(TASK INSTRUCTIONS): What you return should match every record exactly, with the images removed.

(GIVEN INFORMATION):

==========

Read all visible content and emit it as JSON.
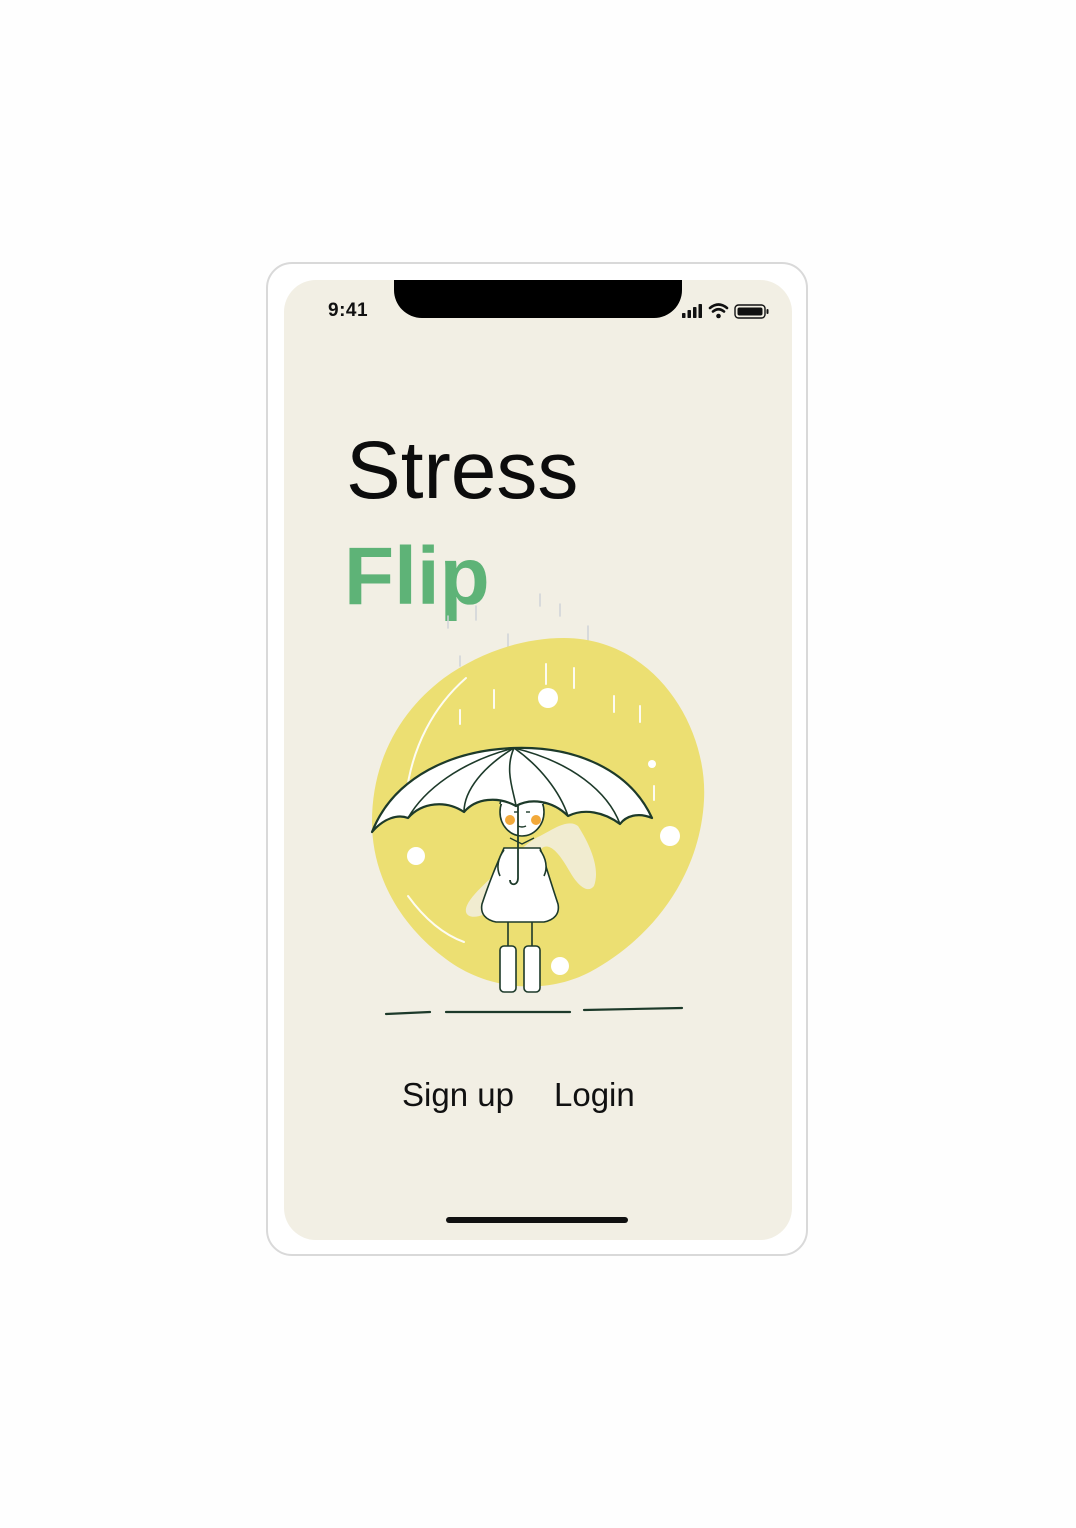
{
  "status_bar": {
    "time": "9:41",
    "icons": [
      "signal-icon",
      "wifi-icon",
      "battery-icon"
    ]
  },
  "app": {
    "title_line1": "Stress",
    "title_line2": "Flip",
    "accent_color": "#5eb377",
    "background_color": "#f2efe4",
    "illustration": "girl-with-umbrella-in-rain"
  },
  "actions": {
    "signup_label": "Sign up",
    "login_label": "Login"
  }
}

==========

(ANSWER TO THE EXERCISE):
Read all visible content and emit it as JSON.
{
  "status_bar": {
    "time": "9:41",
    "icons": [
      "signal-icon",
      "wifi-icon",
      "battery-icon"
    ]
  },
  "app": {
    "title_line1": "Stress",
    "title_line2": "Flip",
    "accent_color": "#5eb377",
    "background_color": "#f2efe4",
    "illustration": "girl-with-umbrella-in-rain"
  },
  "actions": {
    "signup_label": "Sign up",
    "login_label": "Login"
  }
}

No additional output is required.